┌─ Dataset records

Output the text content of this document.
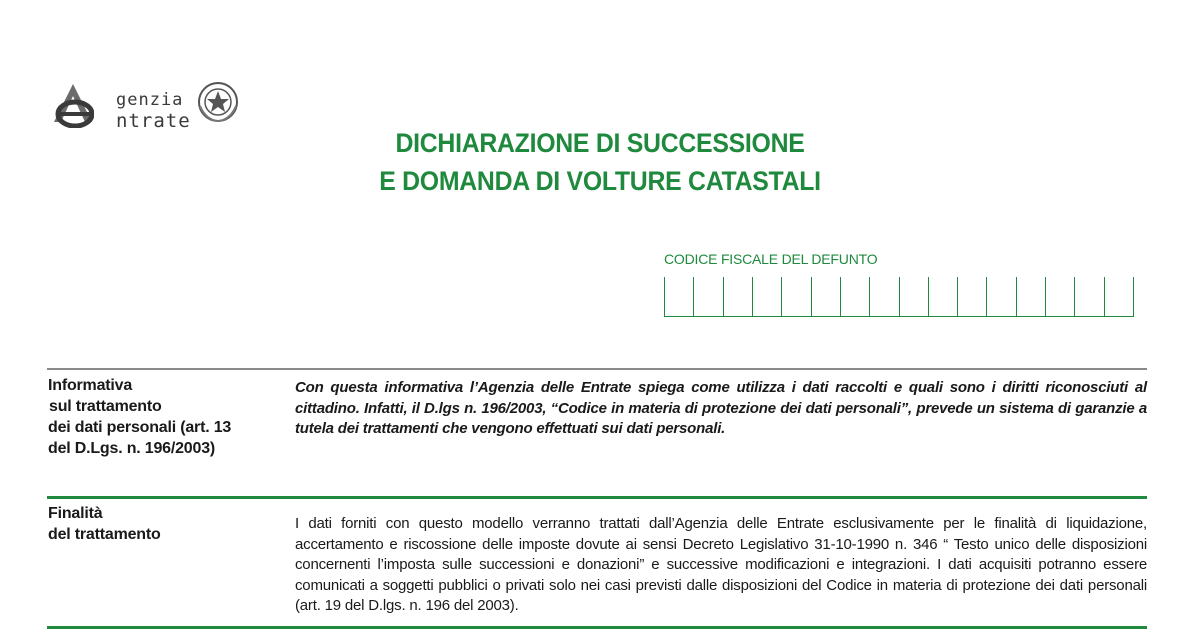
genzia
ntrate
DICHIARAZIONE DI SUCCESSIONE
E DOMANDA DI VOLTURE CATASTALI
CODICE FISCALE DEL DEFUNTO
Informativa
sul trattamento
dei dati personali (art. 13
del D.Lgs. n. 196/2003)

Con questa informativa l’Agenzia delle Entrate spiega come utilizza i dati raccolti e quali sono i diritti riconosciuti al cittadino. Infatti, il D.lgs n. 196/2003, “Codice in materia di protezione dei dati personali”, prevede un sistema di garanzie a tutela dei trattamenti che vengono effettuati sui dati personali.

Finalità
del trattamento

I dati forniti con questo modello verranno trattati dall’Agenzia delle Entrate esclusivamente per le finalità di liquidazione, accertamento e riscossione delle imposte dovute ai sensi Decreto Legislativo 31-10-1990 n. 346 “ Testo unico delle disposizioni concernenti l’imposta sulle successioni e donazioni” e successive modificazioni e integrazioni. I dati acquisiti potranno essere comunicati a soggetti pubblici o privati solo nei casi previsti dalle disposizioni del Codice in materia di protezione dei dati personali (art. 19 del D.lgs. n. 196 del 2003).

└─

* Short problem: Pictures in the records should not appear in your copy, but everything else must be transcribed exactly.

* Reply to the exercise:
Output the text content of this document.
genzia
ntrate
DICHIARAZIONE DI SUCCESSIONE
E DOMANDA DI VOLTURE CATASTALI
CODICE FISCALE DEL DEFUNTO
Informativa
sul trattamento
dei dati personali (art. 13
del D.Lgs. n. 196/2003)

Con questa informativa l’Agenzia delle Entrate spiega come utilizza i dati raccolti e quali sono i diritti riconosciuti al cittadino. Infatti, il D.lgs n. 196/2003, “Codice in materia di protezione dei dati personali”, prevede un sistema di garanzie a tutela dei trattamenti che vengono effettuati sui dati personali.

Finalità
del trattamento

I dati forniti con questo modello verranno trattati dall’Agenzia delle Entrate esclusivamente per le finalità di liquidazione, accertamento e riscossione delle imposte dovute ai sensi Decreto Legislativo 31-10-1990 n. 346 “ Testo unico delle disposizioni concernenti l’imposta sulle successioni e donazioni” e successive modificazioni e integrazioni. I dati acquisiti potranno essere comunicati a soggetti pubblici o privati solo nei casi previsti dalle disposizioni del Codice in materia di protezione dei dati personali (art. 19 del D.lgs. n. 196 del 2003).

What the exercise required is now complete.